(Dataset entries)
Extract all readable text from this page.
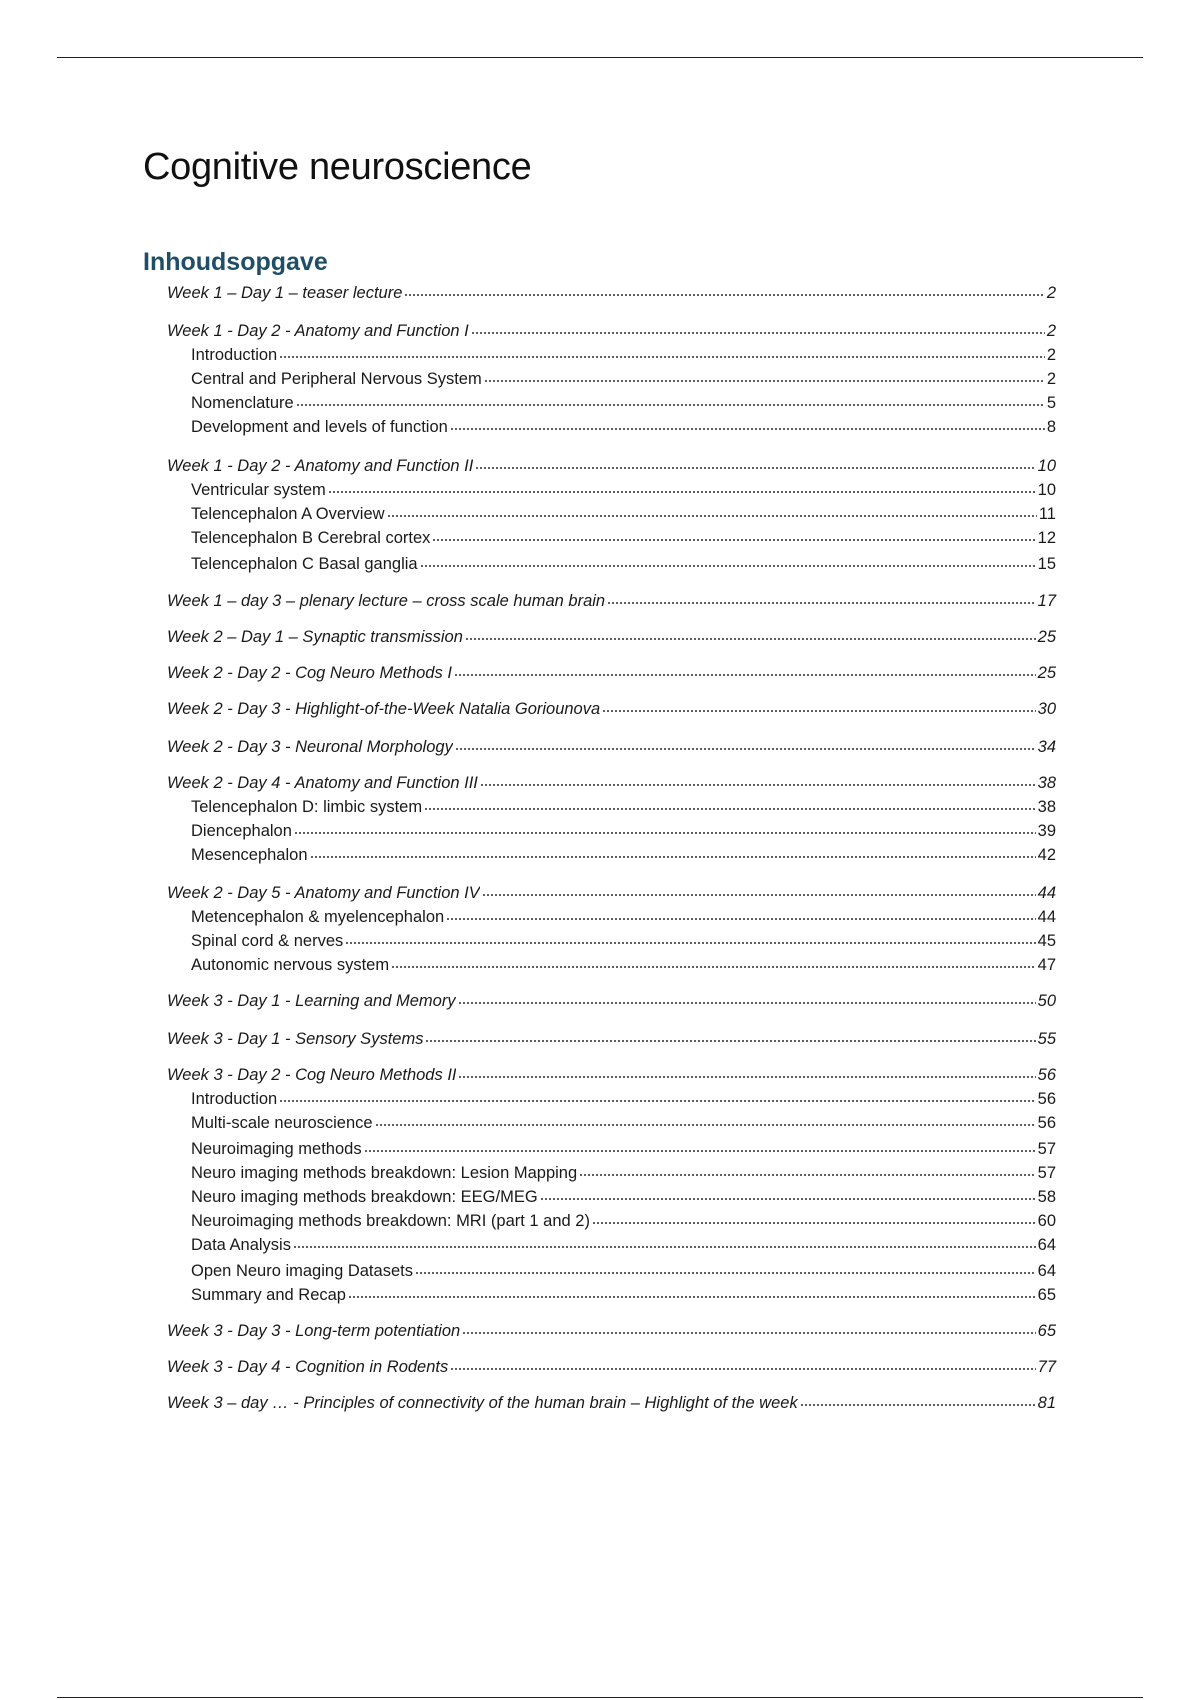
Cognitive neuroscience
Inhoudsopgave
Week 1 – Day 1 – teaser lecture	2
Week 1 - Day 2 - Anatomy and Function I	2
Introduction	2
Central and Peripheral Nervous System	2
Nomenclature	5
Development and levels of function	8
Week 1 - Day 2 - Anatomy and Function II	10
Ventricular system	10
Telencephalon A Overview	11
Telencephalon B Cerebral cortex	12
Telencephalon C Basal ganglia	15
Week 1 – day 3 – plenary lecture – cross scale human brain	17
Week 2 – Day 1 – Synaptic transmission	25
Week 2 - Day 2 - Cog Neuro Methods I	25
Week 2 - Day 3 - Highlight-of-the-Week Natalia Goriounova	30
Week 2 - Day 3 - Neuronal Morphology	34
Week 2 - Day 4 - Anatomy and Function III	38
Telencephalon D: limbic system	38
Diencephalon	39
Mesencephalon	42
Week 2 - Day 5 - Anatomy and Function IV	44
Metencephalon & myelencephalon	44
Spinal cord & nerves	45
Autonomic nervous system	47
Week 3 - Day 1 - Learning and Memory	50
Week 3 - Day 1 - Sensory Systems	55
Week 3 - Day 2 - Cog Neuro Methods II	56
Introduction	56
Multi-scale neuroscience	56
Neuroimaging methods	57
Neuro imaging methods breakdown: Lesion Mapping	57
Neuro imaging methods breakdown: EEG/MEG	58
Neuroimaging methods breakdown: MRI (part 1 and 2)	60
Data Analysis	64
Open Neuro imaging Datasets	64
Summary and Recap	65
Week 3 - Day 3 - Long-term potentiation	65
Week 3 - Day 4 - Cognition in Rodents	77
Week 3 – day … - Principles of connectivity of the human brain – Highlight of the week	81
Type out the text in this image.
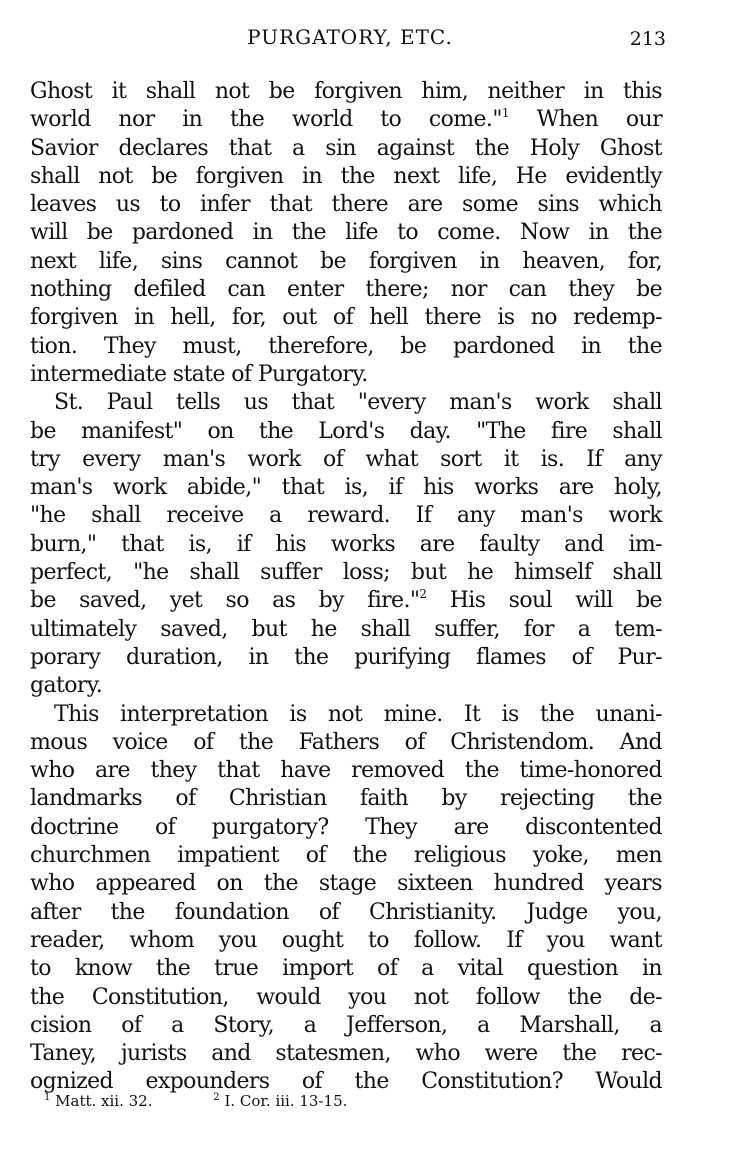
PURGATORY, ETC.	213
Ghost it shall not be forgiven him, neither in this
world nor in the world to come."$^1$ When our
Savior declares that a sin against the Holy Ghost
shall not be forgiven in the next life, He evidently
leaves us to infer that there are some sins which
will be pardoned in the life to come. Now in the
next life, sins cannot be forgiven in heaven, for,
nothing defiled can enter there; nor can they be
forgiven in hell, for, out of hell there is no redemp-
tion. They must, therefore, be pardoned in the
intermediate state of Purgatory.
St. Paul tells us that "every man's work shall
be manifest" on the Lord's day. "The fire shall
try every man's work of what sort it is. If any
man's work abide," that is, if his works are holy,
"he shall receive a reward. If any man's work
burn," that is, if his works are faulty and im-
perfect, "he shall suffer loss; but he himself shall
be saved, yet so as by fire."$^2$ His soul will be
ultimately saved, but he shall suffer, for a tem-
porary duration, in the purifying flames of Pur-
gatory.
This interpretation is not mine. It is the unani-
mous voice of the Fathers of Christendom. And
who are they that have removed the time-honored
landmarks of Christian faith by rejecting the
doctrine of purgatory? They are discontented
churchmen impatient of the religious yoke, men
who appeared on the stage sixteen hundred years
after the foundation of Christianity. Judge you,
reader, whom you ought to follow. If you want
to know the true import of a vital question in
the Constitution, would you not follow the de-
cision of a Story, a Jefferson, a Marshall, a
Taney, jurists and statesmen, who were the rec-
ognized expounders of the Constitution? Would
$^1$ Matt. xii. 32.	$^2$ I. Cor. iii. 13-15.
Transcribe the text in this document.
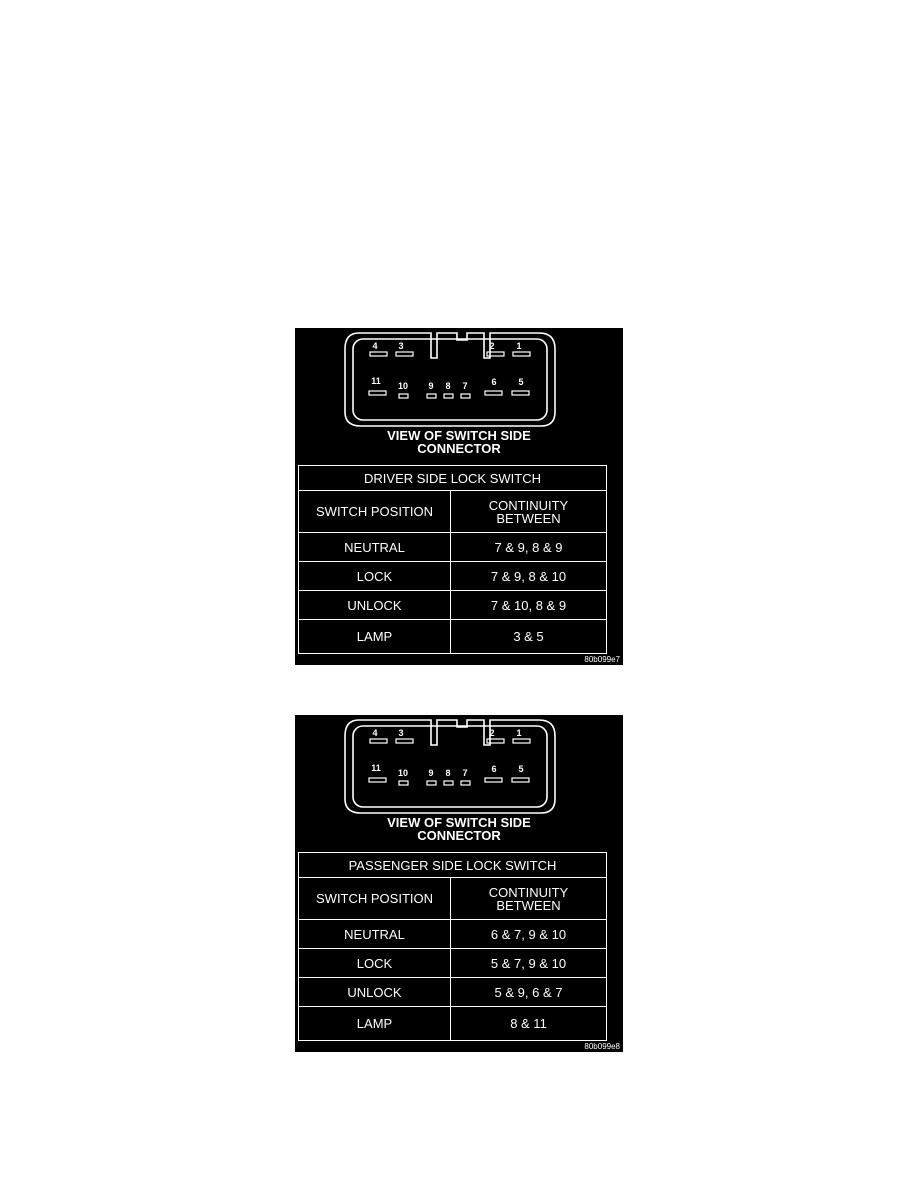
4 3	2 1
11 10 9 8 7	6 5
VIEW OF SWITCH SIDE
CONNECTOR
DRIVER SIDE LOCK SWITCH
SWITCH POSITION	CONTINUITY
BETWEEN
NEUTRAL	7 & 9, 8 & 9
LOCK	7 & 9, 8 & 10
UNLOCK	7 & 10, 8 & 9
LAMP	3 & 5
80b099e7
4 3	2 1
11 10 9 8 7	6 5
VIEW OF SWITCH SIDE
CONNECTOR
PASSENGER SIDE LOCK SWITCH
SWITCH POSITION	CONTINUITY
BETWEEN
NEUTRAL	6 & 7, 9 & 10
LOCK	5 & 7, 9 & 10
UNLOCK	5 & 9, 6 & 7
LAMP	8 & 11
80b099e8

◆ Task prompt
Repeat the lines from the line containing "Transcribe the text in this document." through the end of the material above exactly, with no pictures and nothing else.

◆ Solution to this problem
Transcribe the text in this document.
4 3	2 1
11 10 9 8 7	6 5
VIEW OF SWITCH SIDE
CONNECTOR
DRIVER SIDE LOCK SWITCH
SWITCH POSITION	CONTINUITY
BETWEEN
NEUTRAL	7 & 9, 8 & 9
LOCK	7 & 9, 8 & 10
UNLOCK	7 & 10, 8 & 9
LAMP	3 & 5
80b099e7
4 3	2 1
11 10 9 8 7	6 5
VIEW OF SWITCH SIDE
CONNECTOR
PASSENGER SIDE LOCK SWITCH
SWITCH POSITION	CONTINUITY
BETWEEN
NEUTRAL	6 & 7, 9 & 10
LOCK	5 & 7, 9 & 10
UNLOCK	5 & 9, 6 & 7
LAMP	8 & 11
80b099e8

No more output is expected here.